STATED TASK: In the data below, turn the lines from the line containing "Where is each" up to and including the line containing "31, 276, 44]" into a numbered list with blank lines omitted.
━━━
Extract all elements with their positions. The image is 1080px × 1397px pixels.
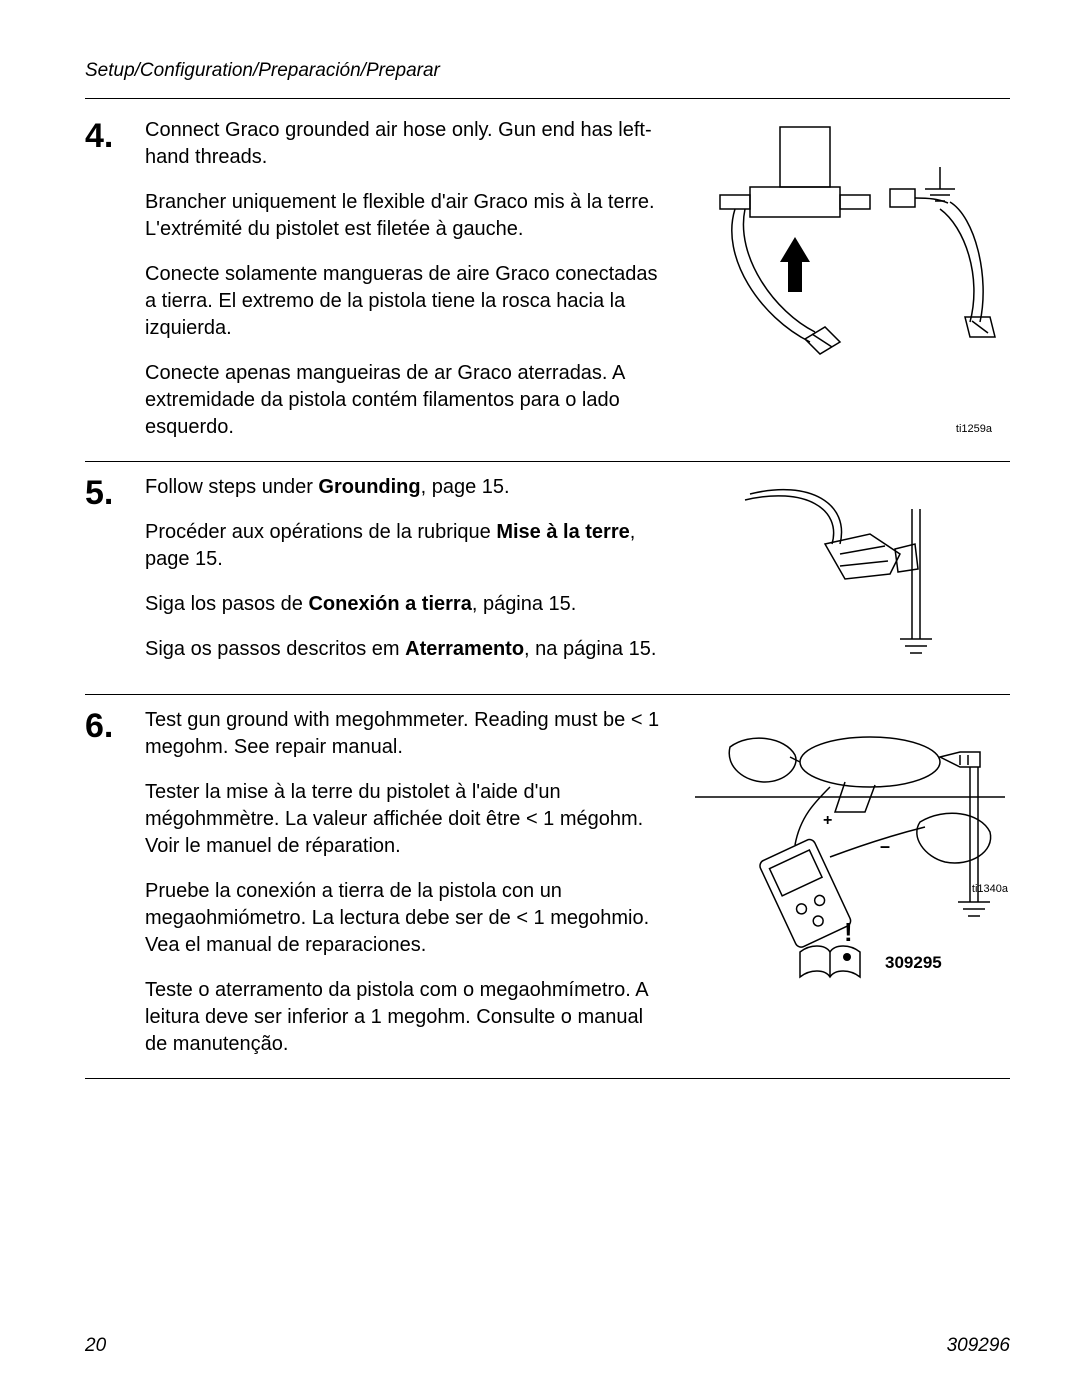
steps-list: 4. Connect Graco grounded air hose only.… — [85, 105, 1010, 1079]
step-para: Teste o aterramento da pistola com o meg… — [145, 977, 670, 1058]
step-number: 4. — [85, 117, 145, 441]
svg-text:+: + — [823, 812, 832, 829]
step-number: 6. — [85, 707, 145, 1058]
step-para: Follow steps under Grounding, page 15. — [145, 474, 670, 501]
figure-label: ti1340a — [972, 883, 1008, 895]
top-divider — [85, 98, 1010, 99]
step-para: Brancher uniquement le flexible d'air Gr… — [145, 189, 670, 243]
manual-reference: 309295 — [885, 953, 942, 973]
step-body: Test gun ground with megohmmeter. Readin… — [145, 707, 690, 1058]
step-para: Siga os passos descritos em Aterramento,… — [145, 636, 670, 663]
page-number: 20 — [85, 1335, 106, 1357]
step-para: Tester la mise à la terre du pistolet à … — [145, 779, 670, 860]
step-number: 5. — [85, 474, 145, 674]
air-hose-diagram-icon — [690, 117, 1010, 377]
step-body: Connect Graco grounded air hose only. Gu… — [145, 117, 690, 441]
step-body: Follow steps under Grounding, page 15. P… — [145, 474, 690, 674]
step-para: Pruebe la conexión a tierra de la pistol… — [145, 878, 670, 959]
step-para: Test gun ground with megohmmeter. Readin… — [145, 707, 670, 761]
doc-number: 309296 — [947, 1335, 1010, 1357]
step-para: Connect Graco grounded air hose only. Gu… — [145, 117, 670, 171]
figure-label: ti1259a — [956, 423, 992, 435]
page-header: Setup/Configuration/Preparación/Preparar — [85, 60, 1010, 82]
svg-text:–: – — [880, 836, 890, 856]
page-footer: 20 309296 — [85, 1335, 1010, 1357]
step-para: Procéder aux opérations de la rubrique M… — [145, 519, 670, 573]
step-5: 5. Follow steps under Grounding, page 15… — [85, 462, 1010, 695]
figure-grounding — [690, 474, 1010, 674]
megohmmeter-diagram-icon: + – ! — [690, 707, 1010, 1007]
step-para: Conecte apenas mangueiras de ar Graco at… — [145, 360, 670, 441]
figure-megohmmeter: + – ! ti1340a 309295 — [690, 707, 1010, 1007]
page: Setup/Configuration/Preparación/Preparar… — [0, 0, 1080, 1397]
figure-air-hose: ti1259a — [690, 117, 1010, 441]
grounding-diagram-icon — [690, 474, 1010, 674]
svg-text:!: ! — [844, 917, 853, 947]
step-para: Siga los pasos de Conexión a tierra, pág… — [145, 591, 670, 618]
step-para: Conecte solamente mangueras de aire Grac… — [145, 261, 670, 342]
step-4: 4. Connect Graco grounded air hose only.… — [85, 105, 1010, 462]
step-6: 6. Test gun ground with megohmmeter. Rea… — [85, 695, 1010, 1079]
━━━
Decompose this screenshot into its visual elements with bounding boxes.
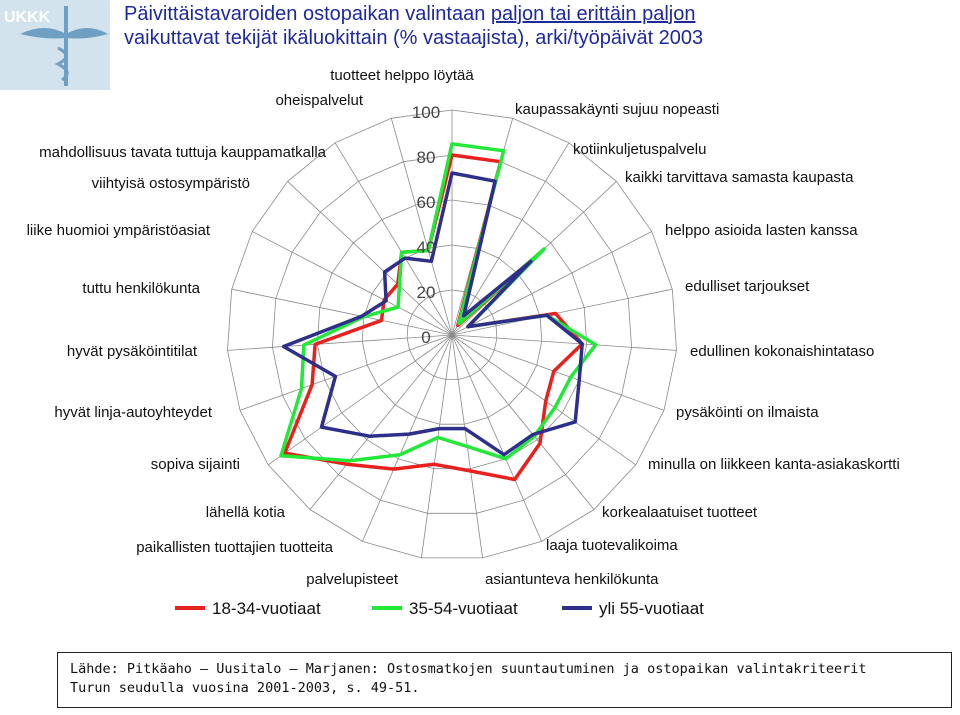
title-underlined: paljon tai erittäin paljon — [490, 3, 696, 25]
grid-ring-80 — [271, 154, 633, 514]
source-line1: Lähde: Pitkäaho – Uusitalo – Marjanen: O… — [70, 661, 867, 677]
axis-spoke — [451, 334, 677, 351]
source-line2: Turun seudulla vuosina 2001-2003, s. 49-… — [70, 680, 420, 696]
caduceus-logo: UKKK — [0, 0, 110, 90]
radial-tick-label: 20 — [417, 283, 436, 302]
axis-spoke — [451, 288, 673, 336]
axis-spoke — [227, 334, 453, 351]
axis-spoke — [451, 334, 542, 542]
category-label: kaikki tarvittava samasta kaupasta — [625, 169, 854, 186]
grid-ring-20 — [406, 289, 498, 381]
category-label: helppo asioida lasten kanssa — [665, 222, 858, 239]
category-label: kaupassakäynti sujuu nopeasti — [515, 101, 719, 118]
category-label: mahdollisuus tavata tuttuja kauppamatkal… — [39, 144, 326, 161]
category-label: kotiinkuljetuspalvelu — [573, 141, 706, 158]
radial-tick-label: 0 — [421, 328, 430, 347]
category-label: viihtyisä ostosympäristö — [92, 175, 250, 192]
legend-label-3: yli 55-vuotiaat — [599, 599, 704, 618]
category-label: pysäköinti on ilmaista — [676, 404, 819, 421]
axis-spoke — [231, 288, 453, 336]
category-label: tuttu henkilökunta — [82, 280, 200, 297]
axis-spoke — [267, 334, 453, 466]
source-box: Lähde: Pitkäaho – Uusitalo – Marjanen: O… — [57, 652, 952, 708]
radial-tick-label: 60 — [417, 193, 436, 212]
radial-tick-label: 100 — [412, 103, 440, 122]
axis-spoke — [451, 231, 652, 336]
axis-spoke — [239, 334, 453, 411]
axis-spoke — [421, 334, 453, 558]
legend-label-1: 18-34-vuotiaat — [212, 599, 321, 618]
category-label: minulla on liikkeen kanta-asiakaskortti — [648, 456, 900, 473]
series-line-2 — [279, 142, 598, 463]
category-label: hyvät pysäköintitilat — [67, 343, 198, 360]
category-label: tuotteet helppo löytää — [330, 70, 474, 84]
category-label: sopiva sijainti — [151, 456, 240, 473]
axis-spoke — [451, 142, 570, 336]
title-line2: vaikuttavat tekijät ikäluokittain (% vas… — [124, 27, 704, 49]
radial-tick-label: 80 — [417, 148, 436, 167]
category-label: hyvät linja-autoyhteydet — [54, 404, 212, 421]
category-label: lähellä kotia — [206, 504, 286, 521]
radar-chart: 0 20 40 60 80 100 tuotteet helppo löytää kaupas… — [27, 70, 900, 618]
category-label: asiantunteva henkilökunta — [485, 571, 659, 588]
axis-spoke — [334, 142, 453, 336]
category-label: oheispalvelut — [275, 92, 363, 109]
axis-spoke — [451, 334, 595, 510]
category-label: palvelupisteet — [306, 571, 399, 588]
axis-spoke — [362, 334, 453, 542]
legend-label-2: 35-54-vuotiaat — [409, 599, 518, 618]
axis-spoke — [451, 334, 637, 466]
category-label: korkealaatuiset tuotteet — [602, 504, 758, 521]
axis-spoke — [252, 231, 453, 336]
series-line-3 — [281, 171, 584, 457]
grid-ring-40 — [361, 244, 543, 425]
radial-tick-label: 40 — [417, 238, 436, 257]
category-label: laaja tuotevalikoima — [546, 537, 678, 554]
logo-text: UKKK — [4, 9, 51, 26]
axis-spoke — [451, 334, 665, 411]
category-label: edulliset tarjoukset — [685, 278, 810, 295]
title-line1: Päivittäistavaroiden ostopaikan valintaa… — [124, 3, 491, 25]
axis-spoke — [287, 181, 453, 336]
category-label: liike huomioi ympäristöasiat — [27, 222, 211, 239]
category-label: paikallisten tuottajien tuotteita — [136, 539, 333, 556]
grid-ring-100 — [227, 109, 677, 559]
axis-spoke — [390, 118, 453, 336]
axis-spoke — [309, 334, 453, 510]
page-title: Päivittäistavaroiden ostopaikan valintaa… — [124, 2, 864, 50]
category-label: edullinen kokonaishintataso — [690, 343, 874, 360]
━━━
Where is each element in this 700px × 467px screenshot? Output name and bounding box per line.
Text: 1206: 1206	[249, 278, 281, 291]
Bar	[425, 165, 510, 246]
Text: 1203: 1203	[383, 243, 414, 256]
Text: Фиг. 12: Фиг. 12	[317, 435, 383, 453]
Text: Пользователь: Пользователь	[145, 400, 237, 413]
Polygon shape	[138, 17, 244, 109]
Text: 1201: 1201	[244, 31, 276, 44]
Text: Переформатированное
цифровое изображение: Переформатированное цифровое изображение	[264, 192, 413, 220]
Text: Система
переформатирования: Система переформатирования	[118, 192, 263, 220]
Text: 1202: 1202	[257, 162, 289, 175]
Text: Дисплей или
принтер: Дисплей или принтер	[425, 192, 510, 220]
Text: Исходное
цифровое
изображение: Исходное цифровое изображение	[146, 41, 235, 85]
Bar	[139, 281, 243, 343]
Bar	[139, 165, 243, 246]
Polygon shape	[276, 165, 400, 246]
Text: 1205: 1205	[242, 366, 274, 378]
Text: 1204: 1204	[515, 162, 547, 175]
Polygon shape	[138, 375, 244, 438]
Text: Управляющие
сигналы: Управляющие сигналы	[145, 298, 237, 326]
━━━
FULL SOLUTION:
1. Where is each element in this 700px × 467px screenshot? Output name and bounding box per line.
2. Text: 1206: 1206	[249, 278, 281, 291]
3. Bar	[425, 165, 510, 246]
4. Text: 1203: 1203	[383, 243, 414, 256]
5. Text: Фиг. 12: Фиг. 12	[317, 435, 383, 453]
6. Text: Пользователь: Пользователь	[145, 400, 237, 413]
7. Polygon shape	[138, 17, 244, 109]
8. Text: 1201: 1201	[244, 31, 276, 44]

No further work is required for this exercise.